Stored data entries:
— Begin —
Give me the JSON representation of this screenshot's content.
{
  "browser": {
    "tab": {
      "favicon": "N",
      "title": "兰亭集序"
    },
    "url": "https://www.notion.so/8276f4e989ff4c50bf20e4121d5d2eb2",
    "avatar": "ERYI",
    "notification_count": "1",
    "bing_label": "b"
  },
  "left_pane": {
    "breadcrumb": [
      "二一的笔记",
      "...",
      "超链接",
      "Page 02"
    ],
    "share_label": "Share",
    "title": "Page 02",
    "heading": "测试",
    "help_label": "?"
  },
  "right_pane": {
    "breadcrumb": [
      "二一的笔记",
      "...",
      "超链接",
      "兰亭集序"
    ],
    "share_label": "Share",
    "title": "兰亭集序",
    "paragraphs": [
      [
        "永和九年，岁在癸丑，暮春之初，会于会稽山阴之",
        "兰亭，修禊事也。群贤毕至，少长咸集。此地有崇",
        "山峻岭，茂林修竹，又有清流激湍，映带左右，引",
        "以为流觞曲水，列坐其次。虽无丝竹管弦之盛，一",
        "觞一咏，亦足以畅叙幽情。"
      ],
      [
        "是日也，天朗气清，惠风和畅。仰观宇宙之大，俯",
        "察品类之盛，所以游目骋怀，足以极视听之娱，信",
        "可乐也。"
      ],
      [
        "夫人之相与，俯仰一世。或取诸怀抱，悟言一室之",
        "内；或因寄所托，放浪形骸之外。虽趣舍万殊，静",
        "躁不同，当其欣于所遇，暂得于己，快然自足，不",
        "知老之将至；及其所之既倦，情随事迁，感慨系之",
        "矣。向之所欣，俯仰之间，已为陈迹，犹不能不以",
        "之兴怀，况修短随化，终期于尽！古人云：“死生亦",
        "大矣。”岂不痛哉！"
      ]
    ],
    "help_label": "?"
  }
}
— End —
[Given problem] Repeat every entry exactly as written above.

[Solution to the problem]
Give me the JSON representation of this screenshot's content.
{
  "browser": {
    "tab": {
      "favicon": "N",
      "title": "兰亭集序"
    },
    "url": "https://www.notion.so/8276f4e989ff4c50bf20e4121d5d2eb2",
    "avatar": "ERYI",
    "notification_count": "1",
    "bing_label": "b"
  },
  "left_pane": {
    "breadcrumb": [
      "二一的笔记",
      "...",
      "超链接",
      "Page 02"
    ],
    "share_label": "Share",
    "title": "Page 02",
    "heading": "测试",
    "help_label": "?"
  },
  "right_pane": {
    "breadcrumb": [
      "二一的笔记",
      "...",
      "超链接",
      "兰亭集序"
    ],
    "share_label": "Share",
    "title": "兰亭集序",
    "paragraphs": [
      [
        "永和九年，岁在癸丑，暮春之初，会于会稽山阴之",
        "兰亭，修禊事也。群贤毕至，少长咸集。此地有崇",
        "山峻岭，茂林修竹，又有清流激湍，映带左右，引",
        "以为流觞曲水，列坐其次。虽无丝竹管弦之盛，一",
        "觞一咏，亦足以畅叙幽情。"
      ],
      [
        "是日也，天朗气清，惠风和畅。仰观宇宙之大，俯",
        "察品类之盛，所以游目骋怀，足以极视听之娱，信",
        "可乐也。"
      ],
      [
        "夫人之相与，俯仰一世。或取诸怀抱，悟言一室之",
        "内；或因寄所托，放浪形骸之外。虽趣舍万殊，静",
        "躁不同，当其欣于所遇，暂得于己，快然自足，不",
        "知老之将至；及其所之既倦，情随事迁，感慨系之",
        "矣。向之所欣，俯仰之间，已为陈迹，犹不能不以",
        "之兴怀，况修短随化，终期于尽！古人云：“死生亦",
        "大矣。”岂不痛哉！"
      ]
    ],
    "help_label": "?"
  }
}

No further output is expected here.